Stored dataset items
/---
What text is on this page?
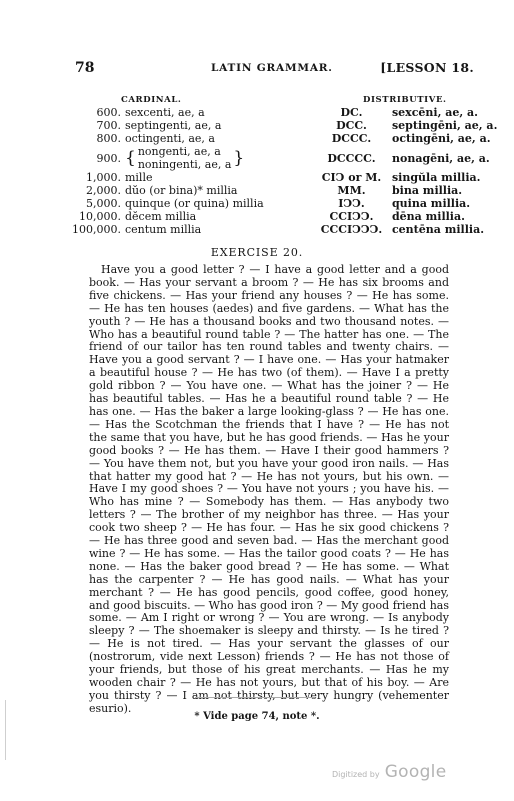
78	LATIN GRAMMAR.	[LESSON 18.
CARDINAL.	DISTRIBUTIVE.
600.	sexcenti, ae, a	DC.	sexcēni, ae, a.
700.	septingenti, ae, a	DCC.	septingēni, ae, a.
800.	octingenti, ae, a	DCCC.	octingēni, ae, a.
900.	{ nongenti, ae, a
noningenti, ae, a }	DCCCC.	nonagēni, ae, a.
1,000.	mille	CIↃ or M.	singŭla millia.
2,000.	dŭo (or bina)* millia	MM.	bina millia.
5,000.	quinque (or quina) millia	IↃↃ.	quina millia.
10,000.	dĕcem millia	CCIↃↃ.	dēna millia.
100,000.	centum millia	CCCIↃↃↃ.	centēna millia.
EXERCISE 20.

Have you a good letter ? — I have a good letter and a good book. — Has your servant a broom ? — He has six brooms and five chickens. — Has your friend any houses ? — He has some. — He has ten houses (aedes) and five gardens. — What has the youth ? — He has a thousand books and two thousand notes. — Who has a beautiful round table ? — The hatter has one. — The friend of our tailor has ten round tables and twenty chairs. — Have you a good servant ? — I have one. — Has your hatmaker a beautiful house ? — He has two (of them). — Have I a pretty gold ribbon ? — You have one. — What has the joiner ? — He has beautiful tables. — Has he a beautiful round table ? — He has one. — Has the baker a large looking-glass ? — He has one. — Has the Scotchman the friends that I have ? — He has not the same that you have, but he has good friends. — Has he your good books ? — He has them. — Have I their good hammers ? — You have them not, but you have your good iron nails. — Has that hatter my good hat ? — He has not yours, but his own. — Have I my good shoes ? — You have not yours ; you have his. — Who has mine ? — Somebody has them. — Has anybody two letters ? — The brother of my neighbor has three. — Has your cook two sheep ? — He has four. — Has he six good chickens ? — He has three good and seven bad. — Has the merchant good wine ? — He has some. — Has the tailor good coats ? — He has none. — Has the baker good bread ? — He has some. — What has the carpenter ? — He has good nails. — What has your merchant ? — He has good pencils, good coffee, good honey, and good biscuits. — Who has good iron ? — My good friend has some. — Am I right or wrong ? — You are wrong. — Is anybody sleepy ? — The shoemaker is sleepy and thirsty. — Is he tired ? — He is not tired. — Has your servant the glasses of our (nostrorum, vide next Lesson) friends ? — He has not those of your friends, but those of his great merchants. — Has he my wooden chair ? — He has not yours, but that of his boy. — Are you thirsty ? — I am not thirsty, but very hungry (vehementer esurio).

* Vide page 74, note *.
Digitized by Google
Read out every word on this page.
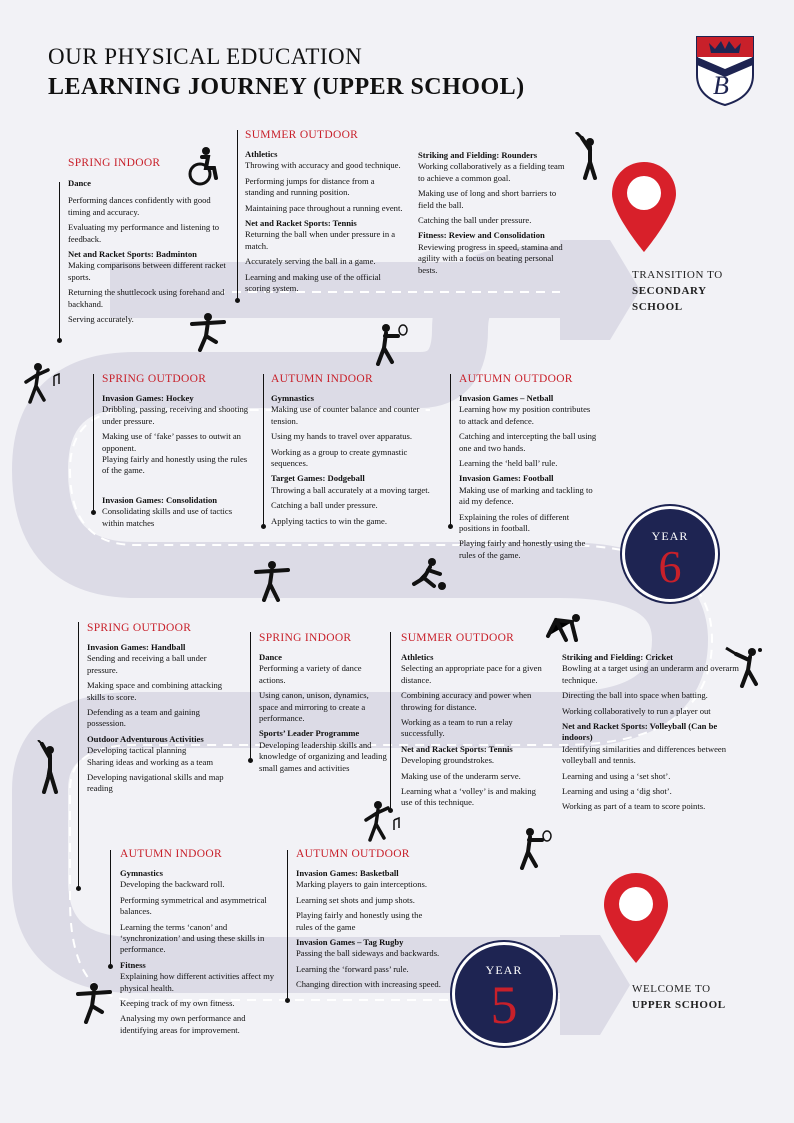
OUR PHYSICAL EDUCATION
LEARNING JOURNEY (UPPER SCHOOL)	B
TRANSITION TO
SECONDARY
SCHOOL
WELCOME TO
UPPER SCHOOL
YEAR
6
YEAR
5
SPRING INDOOR
Dance
Performing dances confidently with good timing and accuracy.
Evaluating my performance and listening to feedback.
Net and Racket Sports: Badminton
Making comparisons between different racket sports.
Returning the shuttlecock using forehand and backhand.
Serving accurately.
SUMMER OUTDOOR
Athletics
Throwing with accuracy and good technique.
Performing jumps for distance from a standing and running position.
Maintaining pace throughout a running event.
Net and Racket Sports: Tennis
Returning the ball when under pressure in a match.
Accurately serving the ball in a game.
Learning and making use of the official scoring system.
Striking and Fielding: Rounders
Working collaboratively as a fielding team to achieve a common goal.
Making use of long and short barriers to field the ball.
Catching the ball under pressure.
Fitness: Review and Consolidation
Reviewing progress in speed, stamina and agility with a focus on beating personal bests.
SPRING OUTDOOR
Invasion Games: Hockey
Dribbling, passing, receiving and shooting under pressure.
Making use of ‘fake’ passes to outwit an opponent.
Playing fairly and honestly using the rules of the game.
Invasion Games: Consolidation
Consolidating skills and use of tactics within matches
AUTUMN INDOOR
Gymnastics
Making use of counter balance and counter tension.
Using my hands to travel over apparatus.
Working as a group to create gymnastic sequences.
Target Games: Dodgeball
Throwing a ball accurately at a moving target.
Catching a ball under pressure.
Applying tactics to win the game.
AUTUMN OUTDOOR
Invasion Games – Netball
Learning how my position contributes to attack and defence.
Catching and intercepting the ball using one and two hands.
Learning the ‘held ball’ rule.
Invasion Games: Football
Making use of marking and tackling to aid my defence.
Explaining the roles of different positions in football.
Playing fairly and honestly using the rules of the game.
SPRING OUTDOOR
Invasion Games: Handball
Sending and receiving a ball under pressure.
Making space and combining attacking skills to score.
Defending as a team and gaining possession.
Outdoor Adventurous Activities
Developing tactical planning
Sharing ideas and working as a team
Developing navigational skills and map reading
SPRING INDOOR
Dance
Performing a variety of dance actions.
Using canon, unison, dynamics, space and mirroring to create a performance.
Sports’ Leader Programme
Developing leadership skills and knowledge of organizing and leading small games and activities
SUMMER OUTDOOR
Athletics
Selecting an appropriate pace for a given distance.
Combining accuracy and power when throwing for distance.
Working as a team to run a relay successfully.
Net and Racket Sports: Tennis
Developing groundstrokes.
Making use of the underarm serve.
Learning what a ‘volley’ is and making use of this technique.
Striking and Fielding: Cricket
Bowling at a target using an underarm and overarm technique.
Directing the ball into space when batting.
Working collaboratively to run a player out
Net and Racket Sports: Volleyball (Can be indoors)
Identifying similarities and differences between volleyball and tennis.
Learning and using a ‘set shot’.
Learning and using a ‘dig shot’.
Working as part of a team to score points.
AUTUMN INDOOR
Gymnastics
Developing the backward roll.
Performing symmetrical and asymmetrical balances.
Learning the terms ‘canon’ and ‘synchronization’ and using these skills in performance.
Fitness
Explaining how different activities affect my physical health.
Keeping track of my own fitness.
Analysing my own performance and identifying areas for improvement.
AUTUMN OUTDOOR
Invasion Games: Basketball
Marking players to gain interceptions.
Learning set shots and jump shots.
Playing fairly and honestly using the rules of the game
Invasion Games – Tag Rugby
Passing the ball sideways and backwards.
Learning the ‘forward pass’ rule.
Changing direction with increasing speed.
\---
* _What this task involves_
The material above must be printed exactly, with its pictures left out.

* _Answer_
What text is on this page?
78	LATIN GRAMMAR.	[LESSON 18.
CARDINAL.	DISTRIBUTIVE.
600.	sexcenti, ae, a	DC.	sexcēni, ae, a.
700.	septingenti, ae, a	DCC.	septingēni, ae, a.
800.	octingenti, ae, a	DCCC.	octingēni, ae, a.
900.	{ nongenti, ae, a
noningenti, ae, a }	DCCCC.	nonagēni, ae, a.
1,000.	mille	CIↃ or M.	singŭla millia.
2,000.	dŭo (or bina)* millia	MM.	bina millia.
5,000.	quinque (or quina) millia	IↃↃ.	quina millia.
10,000.	dĕcem millia	CCIↃↃ.	dēna millia.
100,000.	centum millia	CCCIↃↃↃ.	centēna millia.
EXERCISE 20.

Have you a good letter ? — I have a good letter and a good book. — Has your servant a broom ? — He has six brooms and five chickens. — Has your friend any houses ? — He has some. — He has ten houses (aedes) and five gardens. — What has the youth ? — He has a thousand books and two thousand notes. — Who has a beautiful round table ? — The hatter has one. — The friend of our tailor has ten round tables and twenty chairs. — Have you a good servant ? — I have one. — Has your hatmaker a beautiful house ? — He has two (of them). — Have I a pretty gold ribbon ? — You have one. — What has the joiner ? — He has beautiful tables. — Has he a beautiful round table ? — He has one. — Has the baker a large looking-glass ? — He has one. — Has the Scotchman the friends that I have ? — He has not the same that you have, but he has good friends. — Has he your good books ? — He has them. — Have I their good hammers ? — You have them not, but you have your good iron nails. — Has that hatter my good hat ? — He has not yours, but his own. — Have I my good shoes ? — You have not yours ; you have his. — Who has mine ? — Somebody has them. — Has anybody two letters ? — The brother of my neighbor has three. — Has your cook two sheep ? — He has four. — Has he six good chickens ? — He has three good and seven bad. — Has the merchant good wine ? — He has some. — Has the tailor good coats ? — He has none. — Has the baker good bread ? — He has some. — What has the carpenter ? — He has good nails. — What has your merchant ? — He has good pencils, good coffee, good honey, and good biscuits. — Who has good iron ? — My good friend has some. — Am I right or wrong ? — You are wrong. — Is anybody sleepy ? — The shoemaker is sleepy and thirsty. — Is he tired ? — He is not tired. — Has your servant the glasses of our (nostrorum, vide next Lesson) friends ? — He has not those of your friends, but those of his great merchants. — Has he my wooden chair ? — He has not yours, but that of his boy. — Are you thirsty ? — I am not thirsty, but very hungry (vehementer esurio).

* Vide page 74, note *.
Digitized by Google
Read out every word on this page.
OUR PHYSICAL EDUCATION
LEARNING JOURNEY (UPPER SCHOOL)	B
TRANSITION TO
SECONDARY
SCHOOL
WELCOME TO
UPPER SCHOOL
YEAR
6
YEAR
5
SPRING INDOOR
Dance
Performing dances confidently with good timing and accuracy.
Evaluating my performance and listening to feedback.
Net and Racket Sports: Badminton
Making comparisons between different racket sports.
Returning the shuttlecock using forehand and backhand.
Serving accurately.
SUMMER OUTDOOR
Athletics
Throwing with accuracy and good technique.
Performing jumps for distance from a standing and running position.
Maintaining pace throughout a running event.
Net and Racket Sports: Tennis
Returning the ball when under pressure in a match.
Accurately serving the ball in a game.
Learning and making use of the official scoring system.
Striking and Fielding: Rounders
Working collaboratively as a fielding team to achieve a common goal.
Making use of long and short barriers to field the ball.
Catching the ball under pressure.
Fitness: Review and Consolidation
Reviewing progress in speed, stamina and agility with a focus on beating personal bests.
SPRING OUTDOOR
Invasion Games: Hockey
Dribbling, passing, receiving and shooting under pressure.
Making use of ‘fake’ passes to outwit an opponent.
Playing fairly and honestly using the rules of the game.
Invasion Games: Consolidation
Consolidating skills and use of tactics within matches
AUTUMN INDOOR
Gymnastics
Making use of counter balance and counter tension.
Using my hands to travel over apparatus.
Working as a group to create gymnastic sequences.
Target Games: Dodgeball
Throwing a ball accurately at a moving target.
Catching a ball under pressure.
Applying tactics to win the game.
AUTUMN OUTDOOR
Invasion Games – Netball
Learning how my position contributes to attack and defence.
Catching and intercepting the ball using one and two hands.
Learning the ‘held ball’ rule.
Invasion Games: Football
Making use of marking and tackling to aid my defence.
Explaining the roles of different positions in football.
Playing fairly and honestly using the rules of the game.
SPRING OUTDOOR
Invasion Games: Handball
Sending and receiving a ball under pressure.
Making space and combining attacking skills to score.
Defending as a team and gaining possession.
Outdoor Adventurous Activities
Developing tactical planning
Sharing ideas and working as a team
Developing navigational skills and map reading
SPRING INDOOR
Dance
Performing a variety of dance actions.
Using canon, unison, dynamics, space and mirroring to create a performance.
Sports’ Leader Programme
Developing leadership skills and knowledge of organizing and leading small games and activities
SUMMER OUTDOOR
Athletics
Selecting an appropriate pace for a given distance.
Combining accuracy and power when throwing for distance.
Working as a team to run a relay successfully.
Net and Racket Sports: Tennis
Developing groundstrokes.
Making use of the underarm serve.
Learning what a ‘volley’ is and making use of this technique.
Striking and Fielding: Cricket
Bowling at a target using an underarm and overarm technique.
Directing the ball into space when batting.
Working collaboratively to run a player out
Net and Racket Sports: Volleyball (Can be indoors)
Identifying similarities and differences between volleyball and tennis.
Learning and using a ‘set shot’.
Learning and using a ‘dig shot’.
Working as part of a team to score points.
AUTUMN INDOOR
Gymnastics
Developing the backward roll.
Performing symmetrical and asymmetrical balances.
Learning the terms ‘canon’ and ‘synchronization’ and using these skills in performance.
Fitness
Explaining how different activities affect my physical health.
Keeping track of my own fitness.
Analysing my own performance and identifying areas for improvement.
AUTUMN OUTDOOR
Invasion Games: Basketball
Marking players to gain interceptions.
Learning set shots and jump shots.
Playing fairly and honestly using the rules of the game
Invasion Games – Tag Rugby
Passing the ball sideways and backwards.
Learning the ‘forward pass’ rule.
Changing direction with increasing speed.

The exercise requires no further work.